** BEGIN Data supplied **

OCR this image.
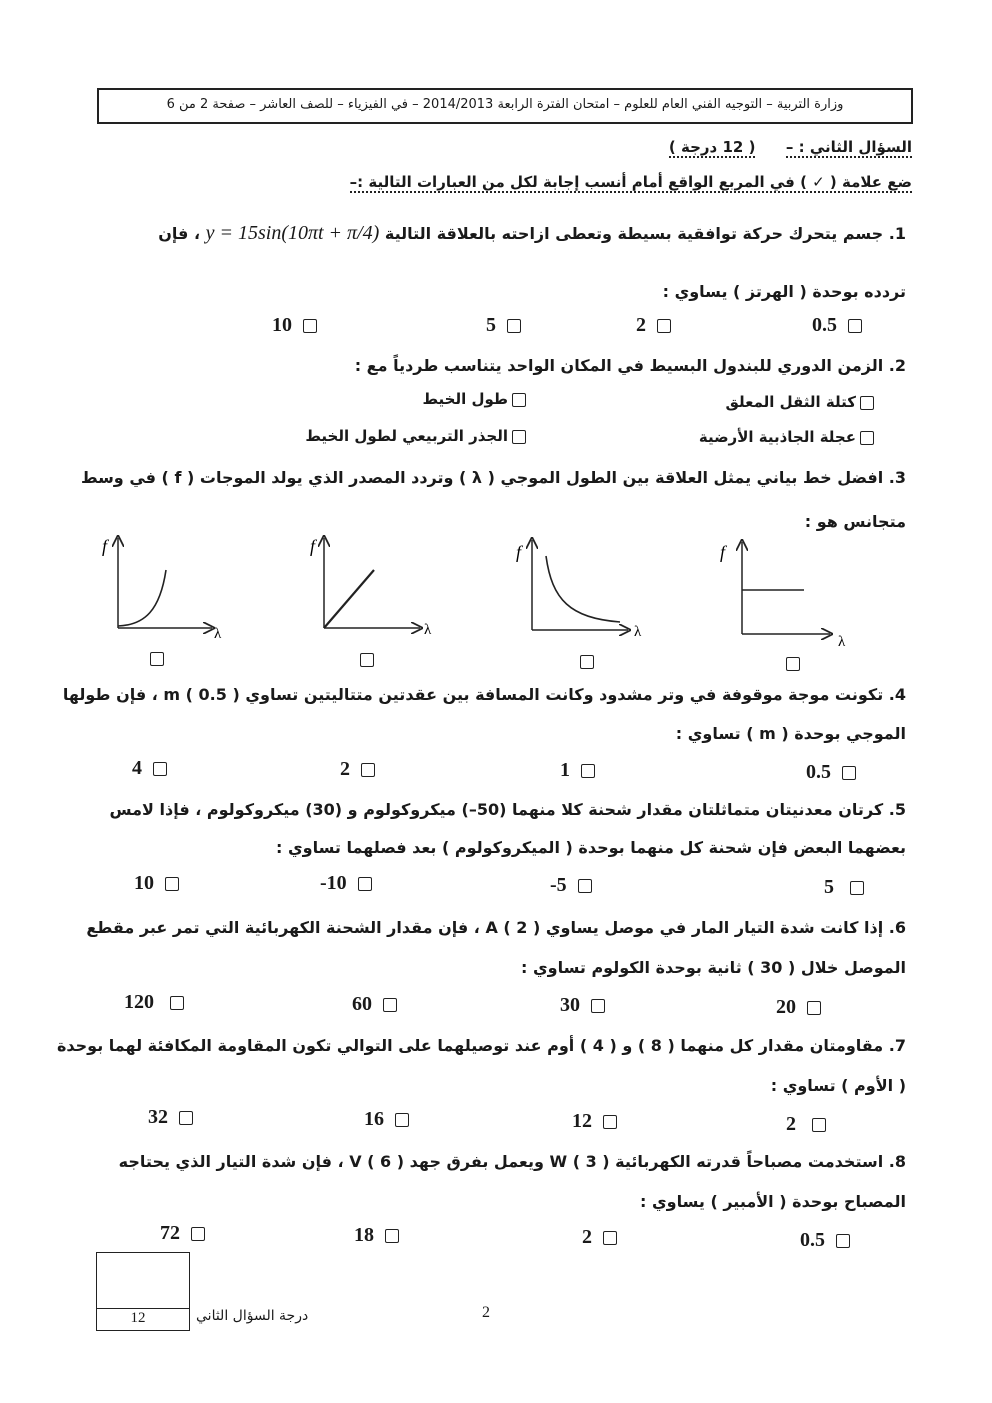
وزارة التربية – التوجيه الفني العام للعلوم – امتحان الفترة الرابعة 2014/2013 – في الفيزياء – للصف العاشر – صفحة 2 من 6
السؤال الثاني : –  ( 12 درجة )
ضع علامة ( ✓ ) في المربع الواقع أمام أنسب إجابة لكل من العبارات التالية :–
1. جسم يتحرك حركة توافقية بسيطة وتعطى ازاحته بالعلاقة التالية y = 15sin(10πt + π/4) ، فإن
تردده بوحدة ( الهرتز ) يساوي :
0.5
2
5
10
2. الزمن الدوري للبندول البسيط في المكان الواحد يتناسب طردياً مع :
كتلة الثقل المعلق
طول الخيط
عجلة الجاذبية الأرضية
الجذر التربيعي لطول الخيط
3. افضل خط بياني يمثل العلاقة بين الطول الموجي ( λ ) وتردد المصدر الذي يولد الموجات ( f ) في وسط
متجانس هو :
f
λ
f
λ
f
λ
f
λ
4. تكونت موجة موقوفة في وتر مشدود وكانت المسافة بين عقدتين متتاليتين تساوي m ( 0.5 ) ، فإن طولها
الموجي بوحدة ( m ) تساوي :
0.5
1
2
4
5. كرتان معدنيتان متماثلتان مقدار شحنة كلا منهما (50–) ميكروكولوم و (30) ميكروكولوم ، فإذا لامس
بعضهما البعض فإن شحنة كل منهما بوحدة ( الميكروكولوم ) بعد فصلهما تساوي :
5
-5
-10
10
6. إذا كانت شدة التيار المار في موصل يساوي A ( 2 ) ، فإن مقدار الشحنة الكهربائية التي تمر عبر مقطع
الموصل خلال ( 30 ) ثانية بوحدة الكولوم تساوي :
20
30
60
120
7. مقاومتان مقدار كل منهما ( 8 ) و ( 4 ) أوم عند توصيلهما على التوالي تكون المقاومة المكافئة لهما بوحدة
( الأوم ) تساوي :
2
12
16
32
8. استخدمت مصباحاً قدرته الكهربائية W ( 3 ) ويعمل بفرق جهد V ( 6 ) ، فإن شدة التيار الذي يحتاجه
المصباح بوحدة ( الأمبير ) يساوي :
0.5
2
18
72
12	درجة السؤال الثاني	2
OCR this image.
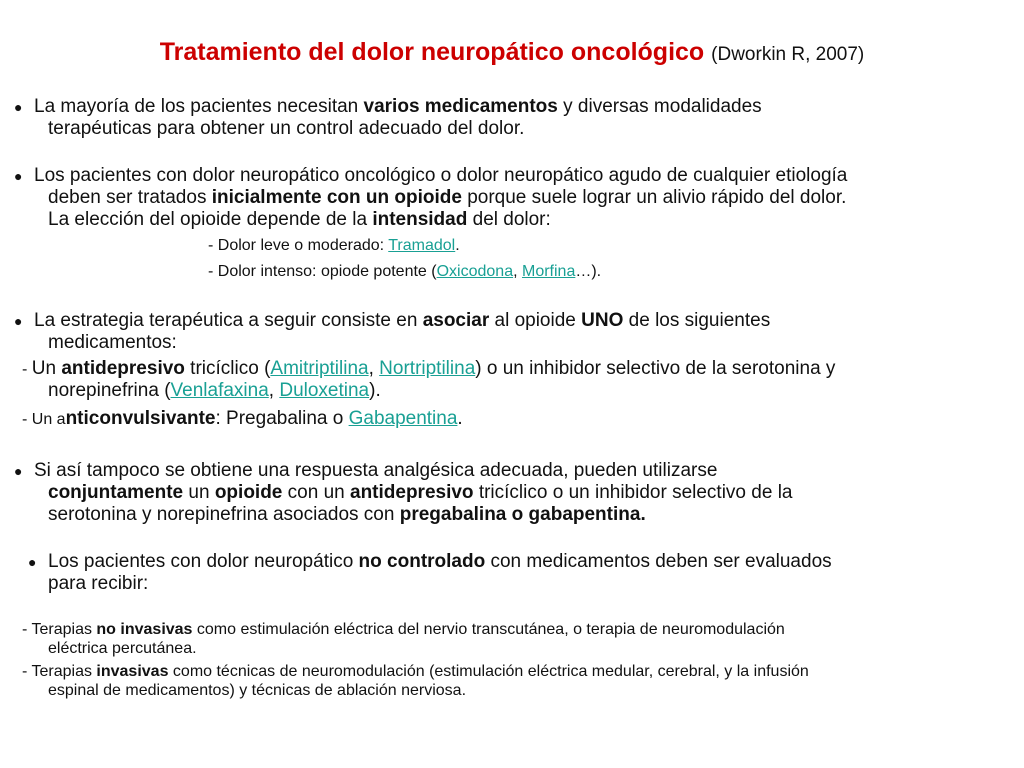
Tratamiento del dolor neuropático oncológico (Dworkin R, 2007)
● La mayoría de los pacientes necesitan varios medicamentos y diversas modalidades
terapéuticas para obtener un control adecuado del dolor.
● Los pacientes con dolor neuropático oncológico o dolor neuropático agudo de cualquier etiología
deben ser tratados inicialmente con un opioide porque suele lograr un alivio rápido del dolor.
La elección del opioide depende de la intensidad del dolor:
- Dolor leve o moderado: Tramadol.
- Dolor intenso: opiode potente (Oxicodona, Morfina…).
● La estrategia terapéutica a seguir consiste en asociar al opioide UNO de los siguientes
medicamentos:
- Un antidepresivo tricíclico (Amitriptilina, Nortriptilina) o un inhibidor selectivo de la serotonina y
norepinefrina (Venlafaxina, Duloxetina).
- Un anticonvulsivante: Pregabalina o Gabapentina.
● Si así tampoco se obtiene una respuesta analgésica adecuada, pueden utilizarse
conjuntamente un opioide con un antidepresivo tricíclico o un inhibidor selectivo de la
serotonina y norepinefrina asociados con pregabalina o gabapentina.
● Los pacientes con dolor neuropático no controlado con medicamentos deben ser evaluados
para recibir:
- Terapias no invasivas como estimulación eléctrica del nervio transcutánea, o terapia de neuromodulación
eléctrica percutánea.
- Terapias invasivas como técnicas de neuromodulación (estimulación eléctrica medular, cerebral, y la infusión
espinal de medicamentos) y técnicas de ablación nerviosa.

** END Data supplied **

Without the pictures, write out the whole listing above exactly as it appears.

OCR this image.
وزارة التربية – التوجيه الفني العام للعلوم – امتحان الفترة الرابعة 2014/2013 – في الفيزياء – للصف العاشر – صفحة 2 من 6
السؤال الثاني : –  ( 12 درجة )
ضع علامة ( ✓ ) في المربع الواقع أمام أنسب إجابة لكل من العبارات التالية :–
1. جسم يتحرك حركة توافقية بسيطة وتعطى ازاحته بالعلاقة التالية y = 15sin(10πt + π/4) ، فإن
تردده بوحدة ( الهرتز ) يساوي :
0.5
2
5
10
2. الزمن الدوري للبندول البسيط في المكان الواحد يتناسب طردياً مع :
كتلة الثقل المعلق
طول الخيط
عجلة الجاذبية الأرضية
الجذر التربيعي لطول الخيط
3. افضل خط بياني يمثل العلاقة بين الطول الموجي ( λ ) وتردد المصدر الذي يولد الموجات ( f ) في وسط
متجانس هو :
f
λ
f
λ
f
λ
f
λ
4. تكونت موجة موقوفة في وتر مشدود وكانت المسافة بين عقدتين متتاليتين تساوي m ( 0.5 ) ، فإن طولها
الموجي بوحدة ( m ) تساوي :
0.5
1
2
4
5. كرتان معدنيتان متماثلتان مقدار شحنة كلا منهما (50–) ميكروكولوم و (30) ميكروكولوم ، فإذا لامس
بعضهما البعض فإن شحنة كل منهما بوحدة ( الميكروكولوم ) بعد فصلهما تساوي :
5
-5
-10
10
6. إذا كانت شدة التيار المار في موصل يساوي A ( 2 ) ، فإن مقدار الشحنة الكهربائية التي تمر عبر مقطع
الموصل خلال ( 30 ) ثانية بوحدة الكولوم تساوي :
20
30
60
120
7. مقاومتان مقدار كل منهما ( 8 ) و ( 4 ) أوم عند توصيلهما على التوالي تكون المقاومة المكافئة لهما بوحدة
( الأوم ) تساوي :
2
12
16
32
8. استخدمت مصباحاً قدرته الكهربائية W ( 3 ) ويعمل بفرق جهد V ( 6 ) ، فإن شدة التيار الذي يحتاجه
المصباح بوحدة ( الأمبير ) يساوي :
0.5
2
18
72
12	درجة السؤال الثاني	2
OCR this image.
Tratamiento del dolor neuropático oncológico (Dworkin R, 2007)
● La mayoría de los pacientes necesitan varios medicamentos y diversas modalidades
terapéuticas para obtener un control adecuado del dolor.
● Los pacientes con dolor neuropático oncológico o dolor neuropático agudo de cualquier etiología
deben ser tratados inicialmente con un opioide porque suele lograr un alivio rápido del dolor.
La elección del opioide depende de la intensidad del dolor:
- Dolor leve o moderado: Tramadol.
- Dolor intenso: opiode potente (Oxicodona, Morfina…).
● La estrategia terapéutica a seguir consiste en asociar al opioide UNO de los siguientes
medicamentos:
- Un antidepresivo tricíclico (Amitriptilina, Nortriptilina) o un inhibidor selectivo de la serotonina y
norepinefrina (Venlafaxina, Duloxetina).
- Un anticonvulsivante: Pregabalina o Gabapentina.
● Si así tampoco se obtiene una respuesta analgésica adecuada, pueden utilizarse
conjuntamente un opioide con un antidepresivo tricíclico o un inhibidor selectivo de la
serotonina y norepinefrina asociados con pregabalina o gabapentina.
● Los pacientes con dolor neuropático no controlado con medicamentos deben ser evaluados
para recibir:
- Terapias no invasivas como estimulación eléctrica del nervio transcutánea, o terapia de neuromodulación
eléctrica percutánea.
- Terapias invasivas como técnicas de neuromodulación (estimulación eléctrica medular, cerebral, y la infusión
espinal de medicamentos) y técnicas de ablación nerviosa.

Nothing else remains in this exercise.